**Exercise prompt**: Bring together all lines of the material below that contain the string "JSON".

**Source material**:
========================================================================
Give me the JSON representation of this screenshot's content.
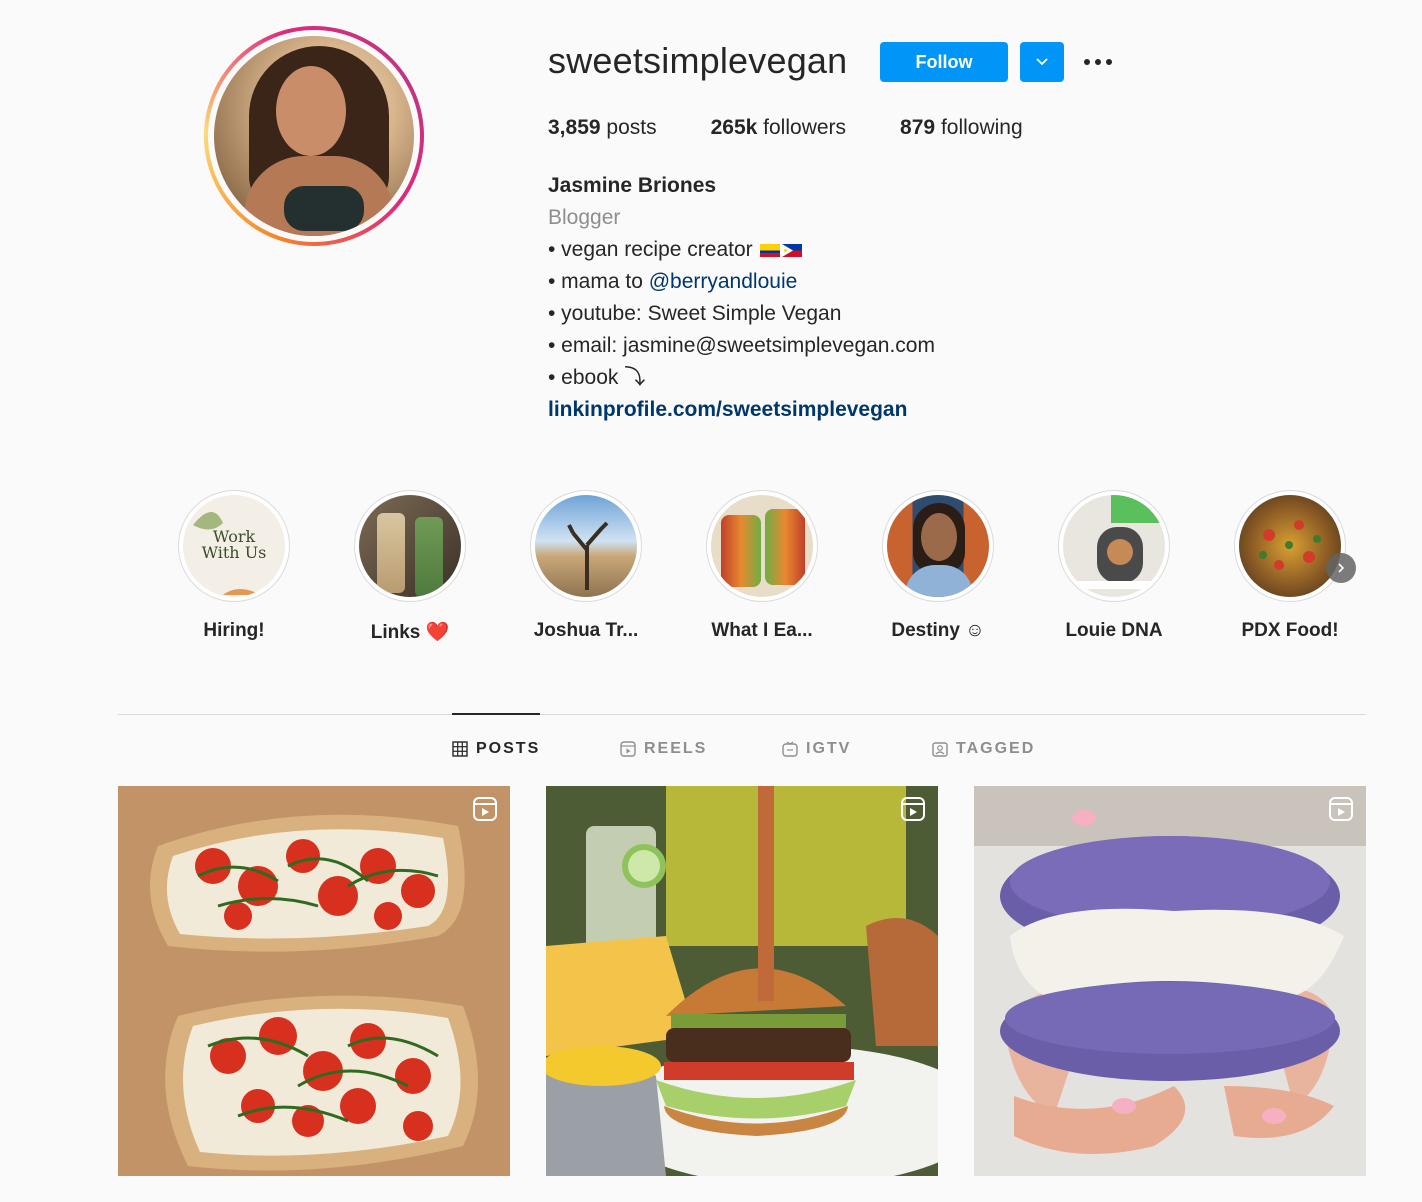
{
  "profile": {
    "username": "sweetsimplevegan",
    "follow_label": "Follow",
    "stats": {
      "posts_count": "3,859",
      "posts_label": "posts",
      "followers_count": "265k",
      "followers_label": "followers",
      "following_count": "879",
      "following_label": "following"
    },
    "bio": {
      "name": "Jasmine Briones",
      "category": "Blogger",
      "line1": "• vegan recipe creator",
      "line2_prefix": "• mama to ",
      "line2_mention": "@berryandlouie",
      "line3": "• youtube: Sweet Simple Vegan",
      "line4": "• email: jasmine@sweetsimplevegan.com",
      "line5": "• ebook",
      "line5_arrow": "⤵",
      "link": "linkinprofile.com/sweetsimplevegan"
    }
  },
  "highlights": [
    {
      "label": "Hiring!",
      "cover_text_1": "Work",
      "cover_text_2": "With Us"
    },
    {
      "label": "Links ❤️"
    },
    {
      "label": "Joshua Tr..."
    },
    {
      "label": "What I Ea..."
    },
    {
      "label": "Destiny ☺"
    },
    {
      "label": "Louie DNA"
    },
    {
      "label": "PDX Food!"
    }
  ],
  "tabs": [
    {
      "label": "POSTS",
      "icon": "grid-icon",
      "active": true
    },
    {
      "label": "REELS",
      "icon": "reels-icon",
      "active": false
    },
    {
      "label": "IGTV",
      "icon": "igtv-icon",
      "active": false
    },
    {
      "label": "TAGGED",
      "icon": "tagged-icon",
      "active": false
    }
  ],
  "colors": {
    "accent": "#0095f6",
    "link": "#00376b",
    "muted": "#8e8e8e"
  }
}
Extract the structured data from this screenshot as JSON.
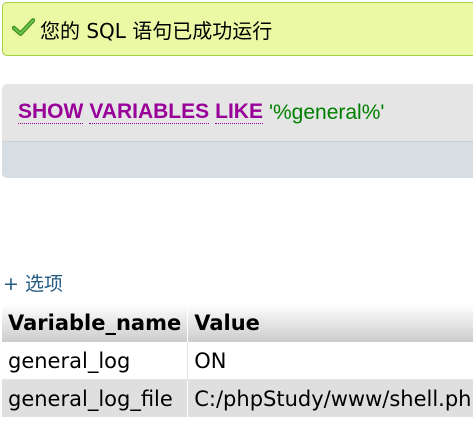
========================================================================
**Answer below**:
Give me the JSON representation of this screenshot's content.
Extract the structured data from this screenshot as JSON.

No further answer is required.